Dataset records
----

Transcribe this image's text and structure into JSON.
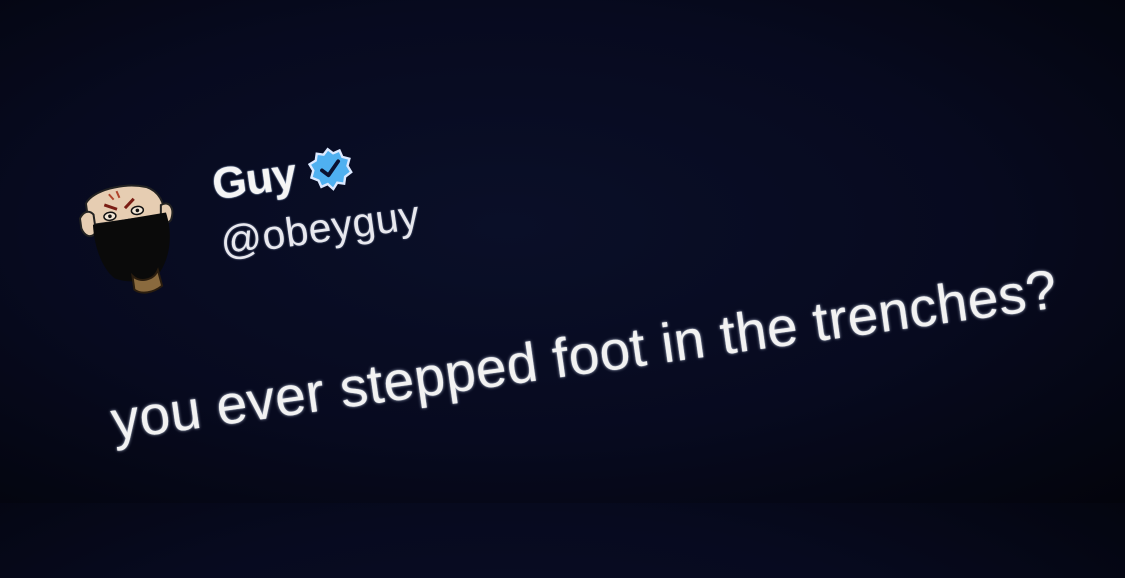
{
  "tweet": {
    "author": {
      "display_name": "Guy",
      "handle": "@obeyguy",
      "verified": true,
      "avatar_icon": "cartoon-masked-face-avatar",
      "badge_icon": "verified-badge-icon",
      "badge_color": "#4fb0f0"
    },
    "text": "you ever stepped foot in the trenches?"
  }
}
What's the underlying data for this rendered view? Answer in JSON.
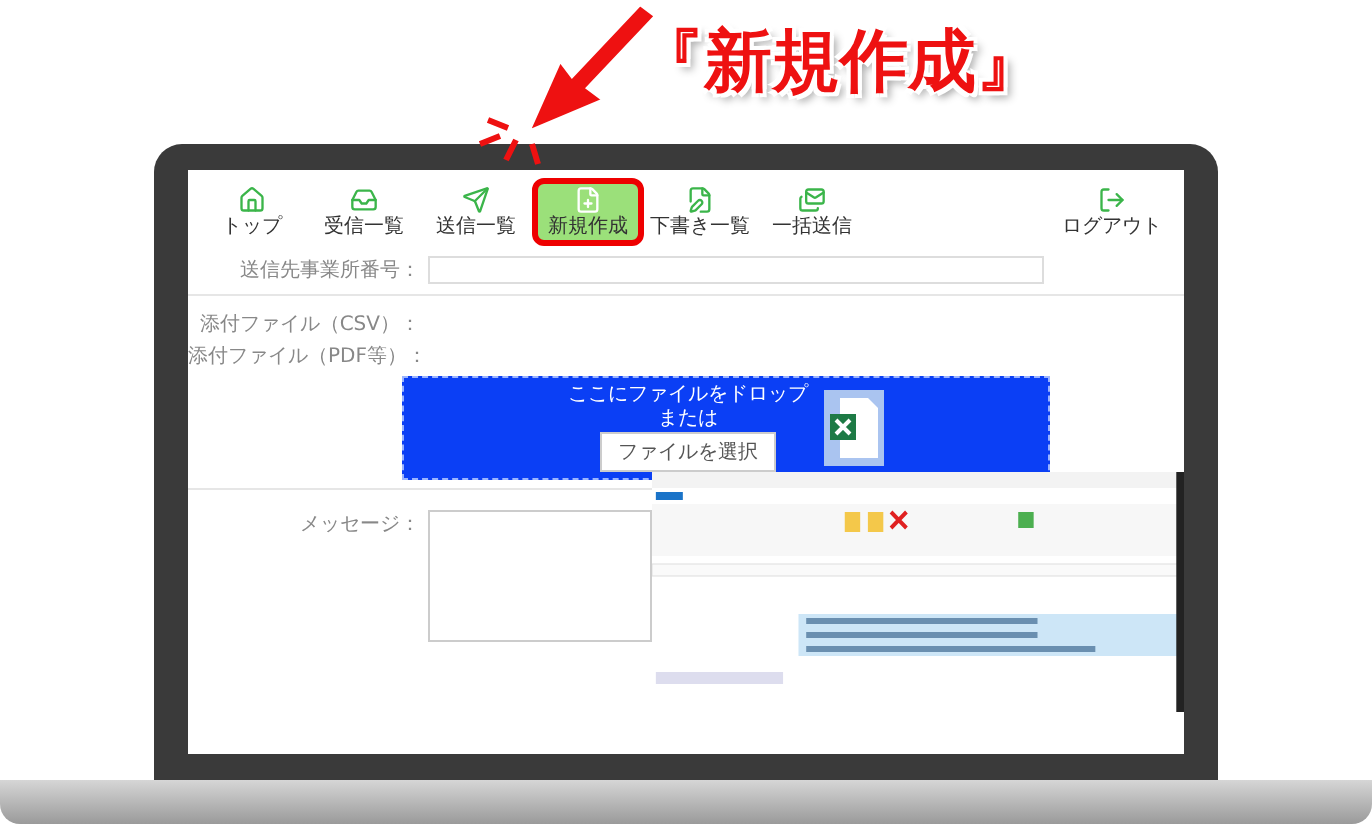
{
  "callout": {
    "text": "『新規作成』"
  },
  "toolbar": {
    "items": [
      {
        "kind": "home",
        "label": "トップ",
        "selected": false
      },
      {
        "kind": "inbox",
        "label": "受信一覧",
        "selected": false
      },
      {
        "kind": "sent",
        "label": "送信一覧",
        "selected": false
      },
      {
        "kind": "new",
        "label": "新規作成",
        "selected": true
      },
      {
        "kind": "draft",
        "label": "下書き一覧",
        "selected": false
      },
      {
        "kind": "bulk",
        "label": "一括送信",
        "selected": false
      }
    ],
    "logout": {
      "label": "ログアウト"
    }
  },
  "form": {
    "recipient_label": "送信先事業所番号：",
    "csv_label": "添付ファイル（CSV）：",
    "pdf_label": "添付ファイル（PDF等）：",
    "dropzone": {
      "hint": "ここにファイルをドロップ",
      "or": "または",
      "button": "ファイルを選択"
    },
    "message_label": "メッセージ："
  }
}
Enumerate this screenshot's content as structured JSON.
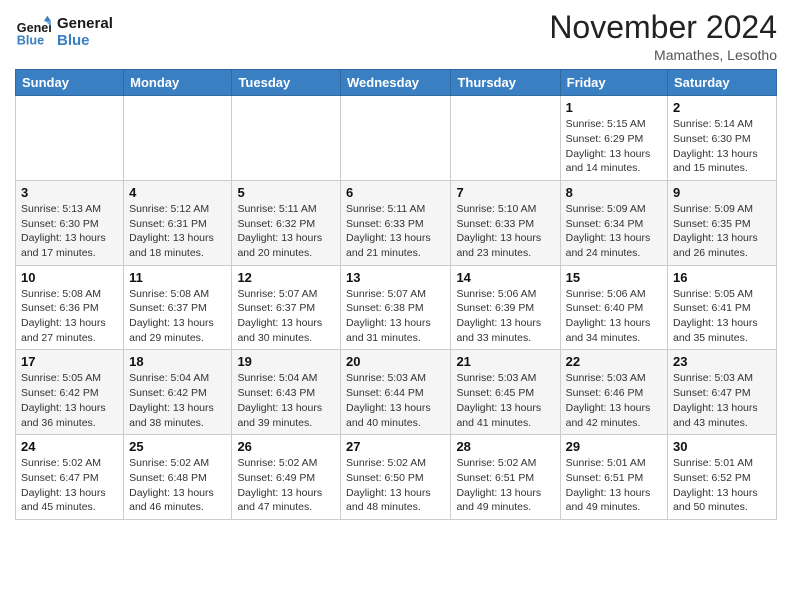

----

#### Stated goal
With pictures left out, repeat exactly the lines from the line bearing "What's the underlying" through the final line of the records above.

#### Correct result
What's the underlying data for this rendered view? Answer in JSON.
{
  "callout": {
    "text": "『新規作成』"
  },
  "toolbar": {
    "items": [
      {
        "kind": "home",
        "label": "トップ",
        "selected": false
      },
      {
        "kind": "inbox",
        "label": "受信一覧",
        "selected": false
      },
      {
        "kind": "sent",
        "label": "送信一覧",
        "selected": false
      },
      {
        "kind": "new",
        "label": "新規作成",
        "selected": true
      },
      {
        "kind": "draft",
        "label": "下書き一覧",
        "selected": false
      },
      {
        "kind": "bulk",
        "label": "一括送信",
        "selected": false
      }
    ],
    "logout": {
      "label": "ログアウト"
    }
  },
  "form": {
    "recipient_label": "送信先事業所番号：",
    "csv_label": "添付ファイル（CSV）：",
    "pdf_label": "添付ファイル（PDF等）：",
    "dropzone": {
      "hint": "ここにファイルをドロップ",
      "or": "または",
      "button": "ファイルを選択"
    },
    "message_label": "メッセージ："
  }
}
Enumerate this screenshot's content as structured JSON.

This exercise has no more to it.